(TASK REQUIREMENTS):
Return every entry exactly as written.

[Records that describe figures]
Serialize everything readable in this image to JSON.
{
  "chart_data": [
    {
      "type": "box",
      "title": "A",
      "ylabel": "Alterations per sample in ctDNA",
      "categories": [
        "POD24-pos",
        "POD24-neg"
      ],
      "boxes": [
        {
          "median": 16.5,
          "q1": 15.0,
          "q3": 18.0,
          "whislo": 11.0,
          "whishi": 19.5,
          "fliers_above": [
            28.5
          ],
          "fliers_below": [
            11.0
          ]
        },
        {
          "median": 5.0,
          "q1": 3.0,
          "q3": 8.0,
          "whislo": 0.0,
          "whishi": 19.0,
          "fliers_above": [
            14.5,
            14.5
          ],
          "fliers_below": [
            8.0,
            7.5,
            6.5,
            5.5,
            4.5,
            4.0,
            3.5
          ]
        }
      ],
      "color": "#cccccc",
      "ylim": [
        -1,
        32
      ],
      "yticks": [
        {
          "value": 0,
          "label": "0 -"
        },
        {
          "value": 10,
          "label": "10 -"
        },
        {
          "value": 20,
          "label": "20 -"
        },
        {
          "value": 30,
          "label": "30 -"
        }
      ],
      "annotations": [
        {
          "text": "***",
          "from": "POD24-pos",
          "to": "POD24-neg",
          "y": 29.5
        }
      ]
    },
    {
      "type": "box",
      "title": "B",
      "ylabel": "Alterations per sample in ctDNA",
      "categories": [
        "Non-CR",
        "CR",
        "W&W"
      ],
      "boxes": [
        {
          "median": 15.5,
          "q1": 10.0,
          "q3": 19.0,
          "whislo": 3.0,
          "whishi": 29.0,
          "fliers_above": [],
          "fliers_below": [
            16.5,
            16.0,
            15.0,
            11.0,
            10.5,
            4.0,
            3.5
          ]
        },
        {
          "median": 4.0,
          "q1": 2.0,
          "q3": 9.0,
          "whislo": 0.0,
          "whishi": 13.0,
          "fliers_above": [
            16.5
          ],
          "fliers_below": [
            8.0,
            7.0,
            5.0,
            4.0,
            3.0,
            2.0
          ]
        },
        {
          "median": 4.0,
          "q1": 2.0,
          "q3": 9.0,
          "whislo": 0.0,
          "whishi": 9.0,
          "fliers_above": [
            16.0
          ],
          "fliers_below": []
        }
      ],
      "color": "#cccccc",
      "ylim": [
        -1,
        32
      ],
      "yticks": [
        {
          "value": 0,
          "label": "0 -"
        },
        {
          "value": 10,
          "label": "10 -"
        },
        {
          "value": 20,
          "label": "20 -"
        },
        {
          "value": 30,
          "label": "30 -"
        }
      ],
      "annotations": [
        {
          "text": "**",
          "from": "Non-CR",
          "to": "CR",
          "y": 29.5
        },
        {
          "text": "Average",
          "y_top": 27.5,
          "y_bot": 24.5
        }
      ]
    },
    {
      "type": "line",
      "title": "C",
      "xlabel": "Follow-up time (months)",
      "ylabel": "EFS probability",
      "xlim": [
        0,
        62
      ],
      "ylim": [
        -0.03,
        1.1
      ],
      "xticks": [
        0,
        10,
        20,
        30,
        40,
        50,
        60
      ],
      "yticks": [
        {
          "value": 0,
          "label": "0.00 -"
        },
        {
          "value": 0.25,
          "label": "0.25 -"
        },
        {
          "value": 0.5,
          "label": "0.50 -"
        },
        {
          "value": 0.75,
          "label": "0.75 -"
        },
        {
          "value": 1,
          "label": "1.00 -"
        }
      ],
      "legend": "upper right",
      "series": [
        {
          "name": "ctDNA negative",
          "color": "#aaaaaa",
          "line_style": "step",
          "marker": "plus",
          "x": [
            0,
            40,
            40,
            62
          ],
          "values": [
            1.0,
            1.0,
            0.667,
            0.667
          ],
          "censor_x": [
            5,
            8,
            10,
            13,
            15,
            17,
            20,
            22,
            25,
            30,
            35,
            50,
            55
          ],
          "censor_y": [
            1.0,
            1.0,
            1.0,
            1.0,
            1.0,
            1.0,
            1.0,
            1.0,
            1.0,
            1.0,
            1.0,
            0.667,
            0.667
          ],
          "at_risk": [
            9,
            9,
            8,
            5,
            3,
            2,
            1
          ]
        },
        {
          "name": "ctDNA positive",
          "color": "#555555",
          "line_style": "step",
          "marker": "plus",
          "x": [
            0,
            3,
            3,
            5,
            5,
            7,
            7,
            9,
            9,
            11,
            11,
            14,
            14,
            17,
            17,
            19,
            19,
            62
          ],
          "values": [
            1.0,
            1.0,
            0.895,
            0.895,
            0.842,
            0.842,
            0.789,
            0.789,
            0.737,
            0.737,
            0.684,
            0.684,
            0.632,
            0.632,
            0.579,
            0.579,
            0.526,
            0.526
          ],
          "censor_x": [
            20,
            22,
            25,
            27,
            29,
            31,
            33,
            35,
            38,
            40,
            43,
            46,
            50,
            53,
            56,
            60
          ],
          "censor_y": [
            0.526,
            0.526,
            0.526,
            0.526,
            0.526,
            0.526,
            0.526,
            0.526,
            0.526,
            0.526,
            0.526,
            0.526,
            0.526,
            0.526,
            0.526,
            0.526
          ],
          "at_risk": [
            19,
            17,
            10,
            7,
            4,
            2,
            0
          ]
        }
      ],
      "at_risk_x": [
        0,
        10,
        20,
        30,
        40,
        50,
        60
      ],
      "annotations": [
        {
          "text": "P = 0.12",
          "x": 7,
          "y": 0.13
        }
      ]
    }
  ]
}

(WRITTEN RESPONSE):
Serialize everything readable in this image to JSON.
{
  "chart_data": [
    {
      "type": "box",
      "title": "A",
      "ylabel": "Alterations per sample in ctDNA",
      "categories": [
        "POD24-pos",
        "POD24-neg"
      ],
      "boxes": [
        {
          "median": 16.5,
          "q1": 15.0,
          "q3": 18.0,
          "whislo": 11.0,
          "whishi": 19.5,
          "fliers_above": [
            28.5
          ],
          "fliers_below": [
            11.0
          ]
        },
        {
          "median": 5.0,
          "q1": 3.0,
          "q3": 8.0,
          "whislo": 0.0,
          "whishi": 19.0,
          "fliers_above": [
            14.5,
            14.5
          ],
          "fliers_below": [
            8.0,
            7.5,
            6.5,
            5.5,
            4.5,
            4.0,
            3.5
          ]
        }
      ],
      "color": "#cccccc",
      "ylim": [
        -1,
        32
      ],
      "yticks": [
        {
          "value": 0,
          "label": "0 -"
        },
        {
          "value": 10,
          "label": "10 -"
        },
        {
          "value": 20,
          "label": "20 -"
        },
        {
          "value": 30,
          "label": "30 -"
        }
      ],
      "annotations": [
        {
          "text": "***",
          "from": "POD24-pos",
          "to": "POD24-neg",
          "y": 29.5
        }
      ]
    },
    {
      "type": "box",
      "title": "B",
      "ylabel": "Alterations per sample in ctDNA",
      "categories": [
        "Non-CR",
        "CR",
        "W&W"
      ],
      "boxes": [
        {
          "median": 15.5,
          "q1": 10.0,
          "q3": 19.0,
          "whislo": 3.0,
          "whishi": 29.0,
          "fliers_above": [],
          "fliers_below": [
            16.5,
            16.0,
            15.0,
            11.0,
            10.5,
            4.0,
            3.5
          ]
        },
        {
          "median": 4.0,
          "q1": 2.0,
          "q3": 9.0,
          "whislo": 0.0,
          "whishi": 13.0,
          "fliers_above": [
            16.5
          ],
          "fliers_below": [
            8.0,
            7.0,
            5.0,
            4.0,
            3.0,
            2.0
          ]
        },
        {
          "median": 4.0,
          "q1": 2.0,
          "q3": 9.0,
          "whislo": 0.0,
          "whishi": 9.0,
          "fliers_above": [
            16.0
          ],
          "fliers_below": []
        }
      ],
      "color": "#cccccc",
      "ylim": [
        -1,
        32
      ],
      "yticks": [
        {
          "value": 0,
          "label": "0 -"
        },
        {
          "value": 10,
          "label": "10 -"
        },
        {
          "value": 20,
          "label": "20 -"
        },
        {
          "value": 30,
          "label": "30 -"
        }
      ],
      "annotations": [
        {
          "text": "**",
          "from": "Non-CR",
          "to": "CR",
          "y": 29.5
        },
        {
          "text": "Average",
          "y_top": 27.5,
          "y_bot": 24.5
        }
      ]
    },
    {
      "type": "line",
      "title": "C",
      "xlabel": "Follow-up time (months)",
      "ylabel": "EFS probability",
      "xlim": [
        0,
        62
      ],
      "ylim": [
        -0.03,
        1.1
      ],
      "xticks": [
        0,
        10,
        20,
        30,
        40,
        50,
        60
      ],
      "yticks": [
        {
          "value": 0,
          "label": "0.00 -"
        },
        {
          "value": 0.25,
          "label": "0.25 -"
        },
        {
          "value": 0.5,
          "label": "0.50 -"
        },
        {
          "value": 0.75,
          "label": "0.75 -"
        },
        {
          "value": 1,
          "label": "1.00 -"
        }
      ],
      "legend": "upper right",
      "series": [
        {
          "name": "ctDNA negative",
          "color": "#aaaaaa",
          "line_style": "step",
          "marker": "plus",
          "x": [
            0,
            40,
            40,
            62
          ],
          "values": [
            1.0,
            1.0,
            0.667,
            0.667
          ],
          "censor_x": [
            5,
            8,
            10,
            13,
            15,
            17,
            20,
            22,
            25,
            30,
            35,
            50,
            55
          ],
          "censor_y": [
            1.0,
            1.0,
            1.0,
            1.0,
            1.0,
            1.0,
            1.0,
            1.0,
            1.0,
            1.0,
            1.0,
            0.667,
            0.667
          ],
          "at_risk": [
            9,
            9,
            8,
            5,
            3,
            2,
            1
          ]
        },
        {
          "name": "ctDNA positive",
          "color": "#555555",
          "line_style": "step",
          "marker": "plus",
          "x": [
            0,
            3,
            3,
            5,
            5,
            7,
            7,
            9,
            9,
            11,
            11,
            14,
            14,
            17,
            17,
            19,
            19,
            62
          ],
          "values": [
            1.0,
            1.0,
            0.895,
            0.895,
            0.842,
            0.842,
            0.789,
            0.789,
            0.737,
            0.737,
            0.684,
            0.684,
            0.632,
            0.632,
            0.579,
            0.579,
            0.526,
            0.526
          ],
          "censor_x": [
            20,
            22,
            25,
            27,
            29,
            31,
            33,
            35,
            38,
            40,
            43,
            46,
            50,
            53,
            56,
            60
          ],
          "censor_y": [
            0.526,
            0.526,
            0.526,
            0.526,
            0.526,
            0.526,
            0.526,
            0.526,
            0.526,
            0.526,
            0.526,
            0.526,
            0.526,
            0.526,
            0.526,
            0.526
          ],
          "at_risk": [
            19,
            17,
            10,
            7,
            4,
            2,
            0
          ]
        }
      ],
      "at_risk_x": [
        0,
        10,
        20,
        30,
        40,
        50,
        60
      ],
      "annotations": [
        {
          "text": "P = 0.12",
          "x": 7,
          "y": 0.13
        }
      ]
    }
  ]
}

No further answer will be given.